SET EXERCISE:
Copy each line of the entries beneath that contains the word "structured".

Stored items from a collection
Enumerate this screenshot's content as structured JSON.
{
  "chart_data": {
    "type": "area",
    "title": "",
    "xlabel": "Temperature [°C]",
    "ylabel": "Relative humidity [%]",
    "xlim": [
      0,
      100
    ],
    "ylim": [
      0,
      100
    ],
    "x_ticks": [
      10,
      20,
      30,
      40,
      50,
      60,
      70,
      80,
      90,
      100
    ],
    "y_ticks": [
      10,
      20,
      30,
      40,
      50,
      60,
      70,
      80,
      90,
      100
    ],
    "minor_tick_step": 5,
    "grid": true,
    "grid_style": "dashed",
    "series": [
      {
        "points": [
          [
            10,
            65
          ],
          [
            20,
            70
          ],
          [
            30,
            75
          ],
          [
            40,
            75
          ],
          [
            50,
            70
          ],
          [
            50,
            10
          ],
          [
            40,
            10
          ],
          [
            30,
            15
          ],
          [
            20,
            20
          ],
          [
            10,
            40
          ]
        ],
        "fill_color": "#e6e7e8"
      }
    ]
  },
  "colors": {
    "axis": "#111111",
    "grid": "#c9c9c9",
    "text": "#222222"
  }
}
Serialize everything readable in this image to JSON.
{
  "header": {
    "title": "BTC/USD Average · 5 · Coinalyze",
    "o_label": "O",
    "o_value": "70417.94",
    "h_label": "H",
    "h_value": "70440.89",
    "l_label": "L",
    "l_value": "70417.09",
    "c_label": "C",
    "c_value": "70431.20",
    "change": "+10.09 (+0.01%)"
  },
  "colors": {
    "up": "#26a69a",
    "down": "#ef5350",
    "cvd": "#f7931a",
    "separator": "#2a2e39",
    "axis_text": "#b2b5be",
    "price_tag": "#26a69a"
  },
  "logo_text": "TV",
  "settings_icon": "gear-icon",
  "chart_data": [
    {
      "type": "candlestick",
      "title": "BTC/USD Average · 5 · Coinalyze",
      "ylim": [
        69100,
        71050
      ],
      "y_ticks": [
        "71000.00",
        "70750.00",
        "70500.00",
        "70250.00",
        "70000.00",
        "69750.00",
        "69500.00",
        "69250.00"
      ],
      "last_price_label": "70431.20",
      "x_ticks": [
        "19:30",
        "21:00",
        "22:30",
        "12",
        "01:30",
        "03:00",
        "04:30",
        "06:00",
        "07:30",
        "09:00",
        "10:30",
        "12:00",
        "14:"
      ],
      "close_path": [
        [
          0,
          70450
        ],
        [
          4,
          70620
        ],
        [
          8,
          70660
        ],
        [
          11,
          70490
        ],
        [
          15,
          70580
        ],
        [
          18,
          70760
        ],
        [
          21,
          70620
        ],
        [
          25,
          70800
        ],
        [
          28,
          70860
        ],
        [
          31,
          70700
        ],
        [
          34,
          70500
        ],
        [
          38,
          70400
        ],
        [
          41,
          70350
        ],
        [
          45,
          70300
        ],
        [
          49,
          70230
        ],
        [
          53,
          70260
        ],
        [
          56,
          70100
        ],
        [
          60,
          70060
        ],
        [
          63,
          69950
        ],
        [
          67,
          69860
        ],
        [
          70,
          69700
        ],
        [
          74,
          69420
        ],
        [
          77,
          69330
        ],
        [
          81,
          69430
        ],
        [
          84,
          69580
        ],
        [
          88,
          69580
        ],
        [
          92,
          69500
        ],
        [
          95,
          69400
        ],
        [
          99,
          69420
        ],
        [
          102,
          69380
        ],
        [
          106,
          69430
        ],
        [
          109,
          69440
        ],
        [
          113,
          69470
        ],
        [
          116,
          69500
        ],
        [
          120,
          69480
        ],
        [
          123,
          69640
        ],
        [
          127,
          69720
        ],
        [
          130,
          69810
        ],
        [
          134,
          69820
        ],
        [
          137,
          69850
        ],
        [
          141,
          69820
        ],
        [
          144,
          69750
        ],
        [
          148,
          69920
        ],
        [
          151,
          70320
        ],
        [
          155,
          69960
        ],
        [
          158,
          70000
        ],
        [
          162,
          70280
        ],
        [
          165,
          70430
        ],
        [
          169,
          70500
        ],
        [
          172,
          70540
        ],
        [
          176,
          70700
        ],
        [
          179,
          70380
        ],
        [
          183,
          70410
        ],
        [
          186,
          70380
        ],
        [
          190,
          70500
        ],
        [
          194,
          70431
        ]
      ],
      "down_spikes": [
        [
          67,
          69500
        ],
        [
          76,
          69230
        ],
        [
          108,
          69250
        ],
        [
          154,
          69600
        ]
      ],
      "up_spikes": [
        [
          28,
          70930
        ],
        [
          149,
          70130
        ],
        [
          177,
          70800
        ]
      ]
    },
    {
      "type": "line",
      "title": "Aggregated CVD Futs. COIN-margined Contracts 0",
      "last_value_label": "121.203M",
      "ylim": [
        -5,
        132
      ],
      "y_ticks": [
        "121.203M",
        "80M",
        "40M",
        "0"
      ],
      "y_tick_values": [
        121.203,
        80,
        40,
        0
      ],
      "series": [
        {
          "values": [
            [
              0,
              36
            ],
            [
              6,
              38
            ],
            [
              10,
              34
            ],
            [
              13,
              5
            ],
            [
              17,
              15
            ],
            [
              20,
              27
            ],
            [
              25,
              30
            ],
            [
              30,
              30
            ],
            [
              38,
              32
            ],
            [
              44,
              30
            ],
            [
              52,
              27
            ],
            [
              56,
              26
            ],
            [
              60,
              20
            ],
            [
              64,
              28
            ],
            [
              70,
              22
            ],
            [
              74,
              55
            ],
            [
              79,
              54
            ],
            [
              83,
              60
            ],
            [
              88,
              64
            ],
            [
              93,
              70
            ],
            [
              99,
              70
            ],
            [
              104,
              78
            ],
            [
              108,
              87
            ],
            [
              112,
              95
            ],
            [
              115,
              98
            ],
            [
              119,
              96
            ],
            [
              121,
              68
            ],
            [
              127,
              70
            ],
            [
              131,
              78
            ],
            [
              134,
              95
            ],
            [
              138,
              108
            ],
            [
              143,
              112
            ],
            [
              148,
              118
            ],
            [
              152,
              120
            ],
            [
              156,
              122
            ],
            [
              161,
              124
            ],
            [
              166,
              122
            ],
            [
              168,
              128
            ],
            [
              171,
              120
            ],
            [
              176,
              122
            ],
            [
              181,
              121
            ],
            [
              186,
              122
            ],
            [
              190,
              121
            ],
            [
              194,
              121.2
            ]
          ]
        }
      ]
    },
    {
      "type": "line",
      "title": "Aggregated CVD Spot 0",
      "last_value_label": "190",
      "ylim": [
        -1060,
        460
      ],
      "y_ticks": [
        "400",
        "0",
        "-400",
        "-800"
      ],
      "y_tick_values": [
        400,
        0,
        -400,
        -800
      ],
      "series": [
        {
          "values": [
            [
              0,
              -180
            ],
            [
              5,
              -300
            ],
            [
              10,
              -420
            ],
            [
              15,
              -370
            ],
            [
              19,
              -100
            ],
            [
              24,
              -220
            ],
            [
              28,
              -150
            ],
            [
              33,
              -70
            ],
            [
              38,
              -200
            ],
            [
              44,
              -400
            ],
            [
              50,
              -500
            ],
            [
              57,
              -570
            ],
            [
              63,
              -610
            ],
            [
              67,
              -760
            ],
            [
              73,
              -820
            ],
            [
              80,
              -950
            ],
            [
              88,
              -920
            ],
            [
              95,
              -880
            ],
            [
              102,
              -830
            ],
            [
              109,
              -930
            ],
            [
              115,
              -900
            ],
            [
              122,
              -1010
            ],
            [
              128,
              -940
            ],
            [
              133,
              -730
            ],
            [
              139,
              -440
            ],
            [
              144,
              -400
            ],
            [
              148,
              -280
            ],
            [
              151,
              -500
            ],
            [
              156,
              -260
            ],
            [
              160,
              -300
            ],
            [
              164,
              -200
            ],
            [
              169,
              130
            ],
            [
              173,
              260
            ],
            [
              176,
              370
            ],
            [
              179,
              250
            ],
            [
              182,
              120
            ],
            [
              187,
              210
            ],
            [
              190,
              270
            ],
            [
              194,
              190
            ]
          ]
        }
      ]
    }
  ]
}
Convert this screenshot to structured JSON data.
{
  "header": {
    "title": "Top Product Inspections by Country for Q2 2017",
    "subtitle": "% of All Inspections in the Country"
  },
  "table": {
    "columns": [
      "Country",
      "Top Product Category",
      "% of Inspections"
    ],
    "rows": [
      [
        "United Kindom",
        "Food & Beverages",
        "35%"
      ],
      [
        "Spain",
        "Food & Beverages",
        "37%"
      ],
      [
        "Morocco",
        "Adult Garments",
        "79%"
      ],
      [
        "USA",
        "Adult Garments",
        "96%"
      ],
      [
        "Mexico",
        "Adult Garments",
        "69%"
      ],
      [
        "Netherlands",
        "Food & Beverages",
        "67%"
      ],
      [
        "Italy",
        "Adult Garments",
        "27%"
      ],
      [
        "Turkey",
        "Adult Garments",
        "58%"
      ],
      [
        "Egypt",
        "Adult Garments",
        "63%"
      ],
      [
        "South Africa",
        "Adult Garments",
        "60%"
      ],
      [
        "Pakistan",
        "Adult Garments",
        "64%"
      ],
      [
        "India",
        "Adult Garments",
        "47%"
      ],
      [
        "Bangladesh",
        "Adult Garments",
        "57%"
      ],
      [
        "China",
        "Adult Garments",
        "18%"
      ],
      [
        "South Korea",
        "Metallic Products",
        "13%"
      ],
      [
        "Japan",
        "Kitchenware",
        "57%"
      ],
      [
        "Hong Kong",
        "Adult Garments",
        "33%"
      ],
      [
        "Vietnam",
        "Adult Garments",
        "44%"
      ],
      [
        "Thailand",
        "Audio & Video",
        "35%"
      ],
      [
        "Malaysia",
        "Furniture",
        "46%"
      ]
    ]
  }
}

CORRECT OUTPUT:
Enumerate this screenshot's content as structured JSON.
Convert this screenshot to structured JSON data.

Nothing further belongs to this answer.